**What the exercise asks:** Render as a JSON list of strings every row from the one containing "bulk-change-modal: 面談室利用 一括変更" through the last row, with one string per row and any blank lines omitted.

**Data supplied:**

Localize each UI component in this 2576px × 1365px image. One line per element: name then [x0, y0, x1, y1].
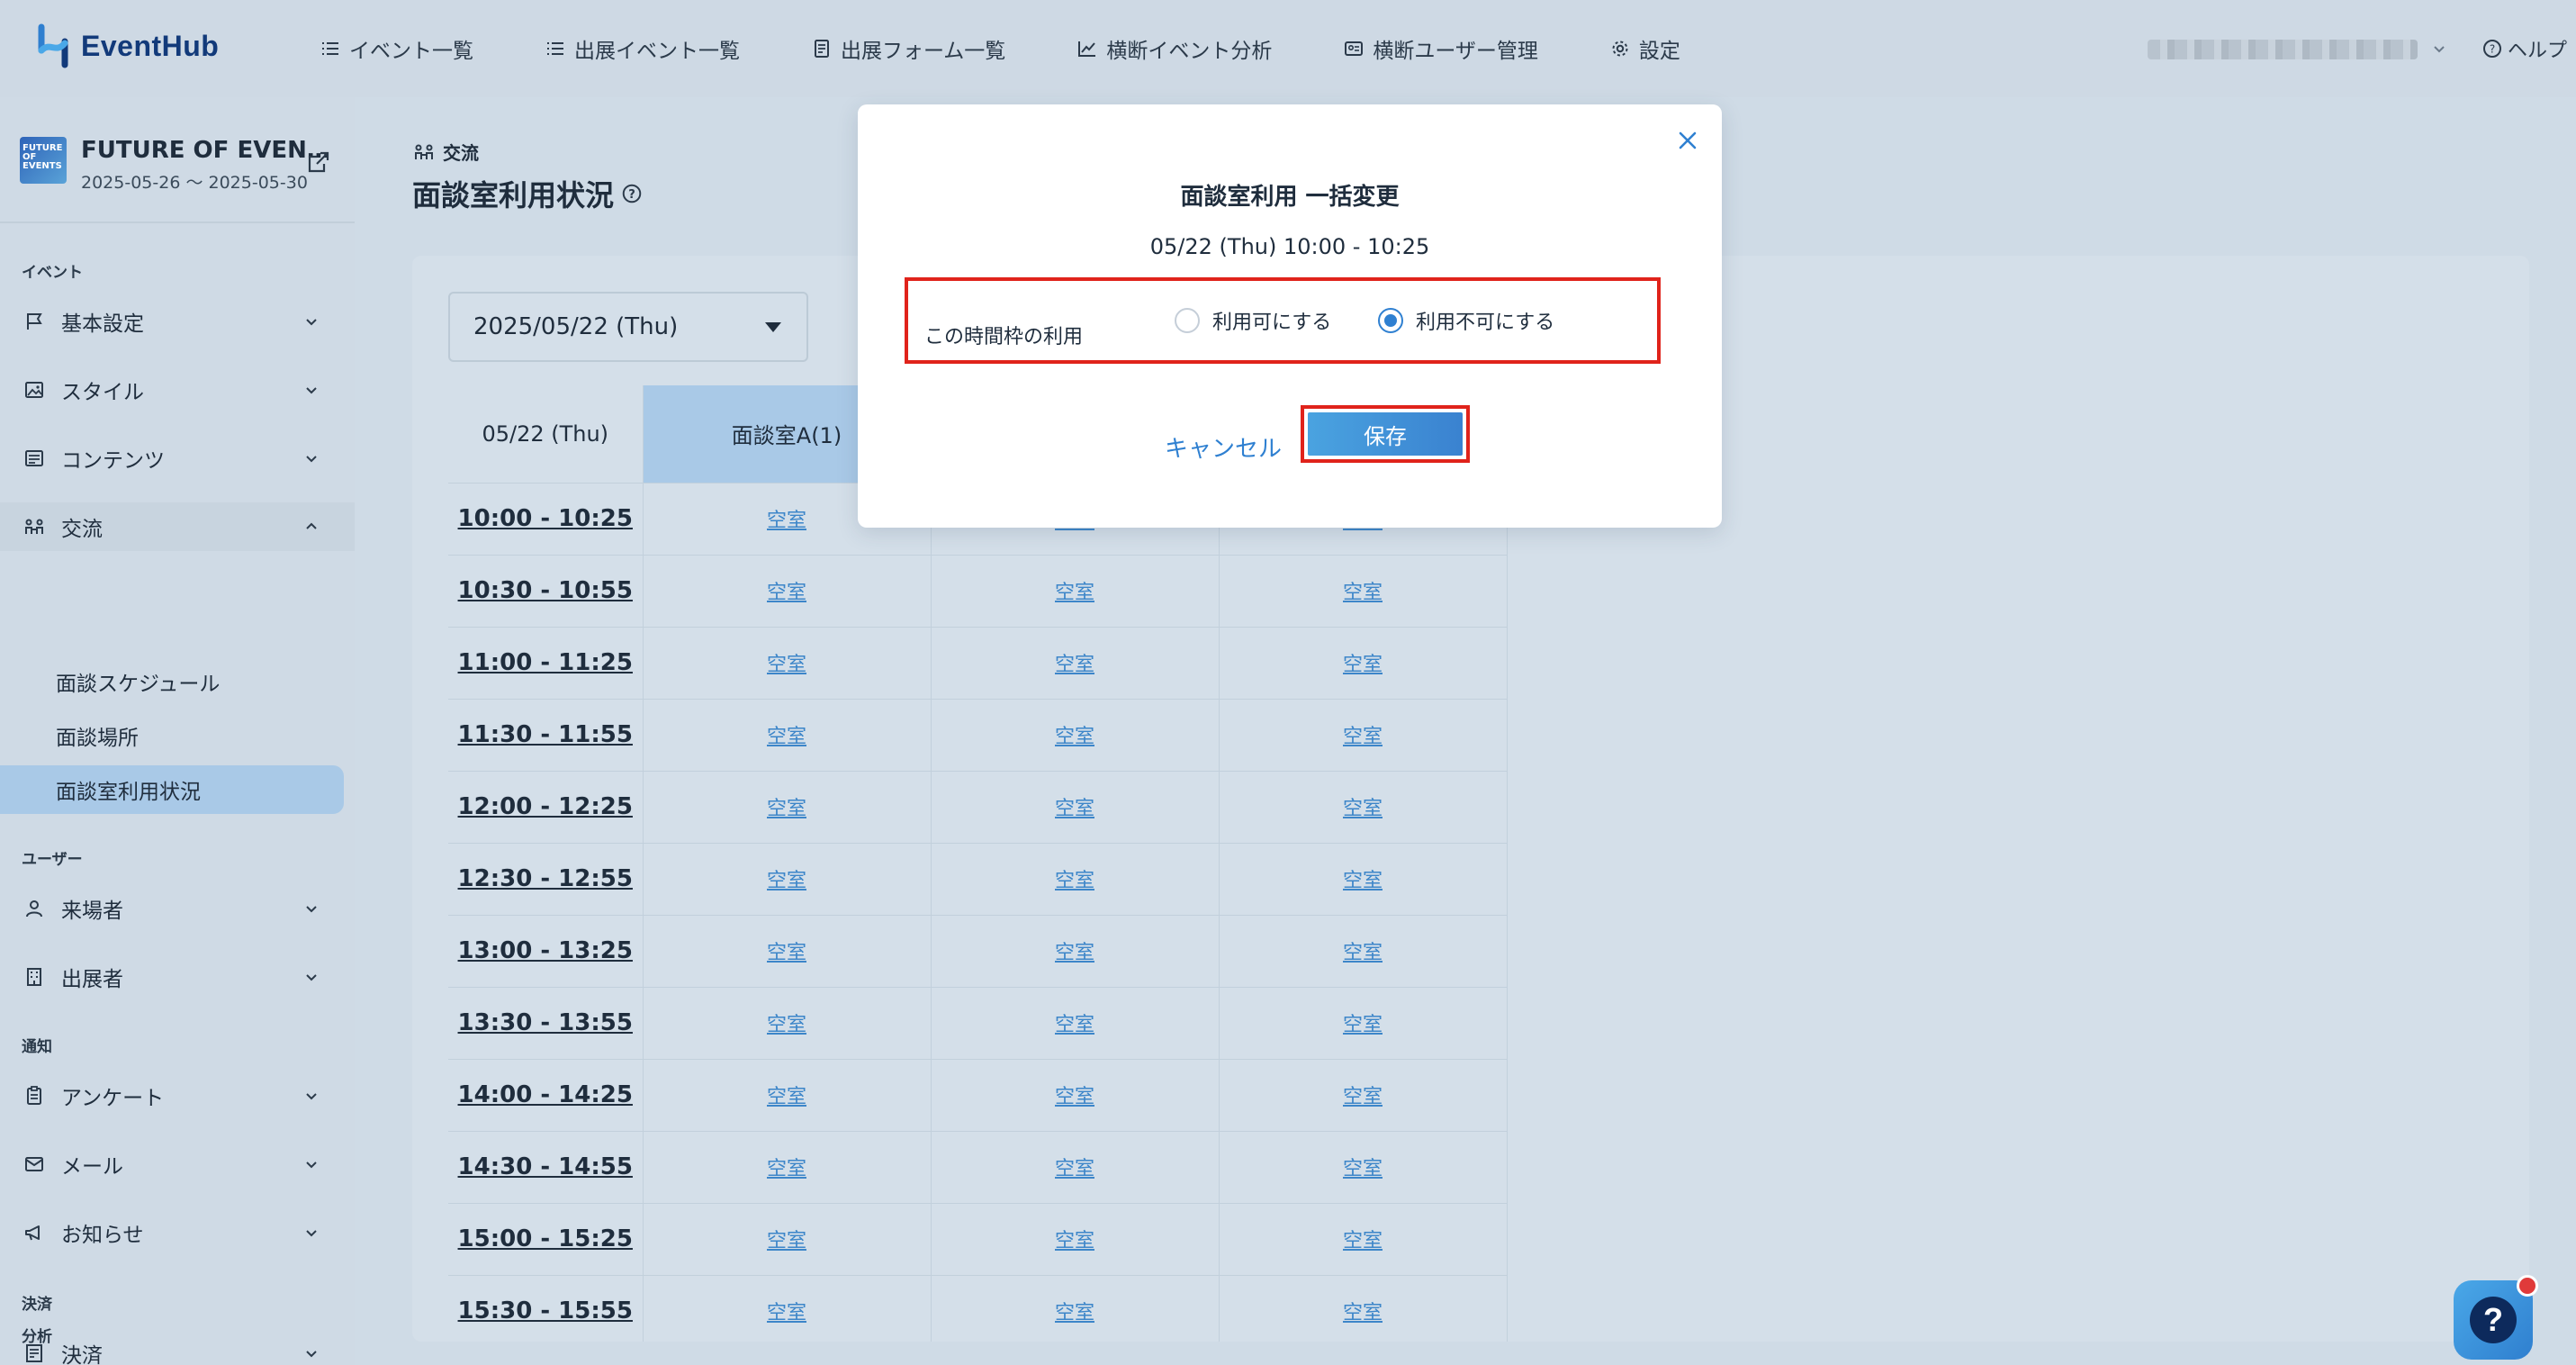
bulk-change-modal: 面談室利用 一括変更 05/22 (Thu) 10:00 - 10:25 この時…: [858, 104, 1722, 528]
radio-circle-selected[interactable]: [1378, 308, 1403, 333]
radio-available-label: 利用可にする: [1212, 312, 1332, 334]
radio-available[interactable]: 利用可にする: [1175, 306, 1331, 335]
radio-unavailable[interactable]: 利用不可にする: [1378, 306, 1554, 335]
usage-option-label: この時間枠の利用: [924, 326, 1084, 348]
radio-unavailable-label: 利用不可にする: [1416, 312, 1555, 334]
modal-title: 面談室利用 一括変更: [1180, 184, 1400, 211]
notification-badge: [2517, 1275, 2538, 1297]
close-icon[interactable]: [1673, 126, 1702, 155]
cancel-button[interactable]: キャンセル: [1133, 420, 1313, 474]
question-icon: ?: [2470, 1297, 2517, 1343]
modal-timeslot: 05/22 (Thu) 10:00 - 10:25: [1149, 234, 1430, 259]
radio-circle[interactable]: [1175, 308, 1200, 333]
highlight-box-save: 保存: [1301, 405, 1470, 463]
save-button[interactable]: 保存: [1308, 412, 1463, 456]
help-chat-button[interactable]: ?: [2454, 1275, 2538, 1360]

**Exercise result:**
[
  "bulk-change-modal: 面談室利用 一括変更 05/22 (Thu) 10:00 - 10:25 この時…: [858, 104, 1722, 528]",
  "radio-circle-selected[interactable]: [1378, 308, 1403, 333]",
  "radio-available-label: 利用可にする: [1212, 312, 1332, 334]",
  "radio-available[interactable]: 利用可にする: [1175, 306, 1331, 335]",
  "radio-unavailable[interactable]: 利用不可にする: [1378, 306, 1554, 335]",
  "usage-option-label: この時間枠の利用: [924, 326, 1084, 348]",
  "radio-unavailable-label: 利用不可にする: [1416, 312, 1555, 334]",
  "modal-title: 面談室利用 一括変更: [1180, 184, 1400, 211]",
  "notification-badge: [2517, 1275, 2538, 1297]",
  "close-icon[interactable]: [1673, 126, 1702, 155]",
  "cancel-button[interactable]: キャンセル: [1133, 420, 1313, 474]",
  "question-icon: ?: [2470, 1297, 2517, 1343]",
  "modal-timeslot: 05/22 (Thu) 10:00 - 10:25: [1149, 234, 1430, 259]",
  "radio-circle[interactable]: [1175, 308, 1200, 333]",
  "highlight-box-save: 保存: [1301, 405, 1470, 463]",
  "save-button[interactable]: 保存: [1308, 412, 1463, 456]",
  "help-chat-button[interactable]: ?: [2454, 1275, 2538, 1360]"
]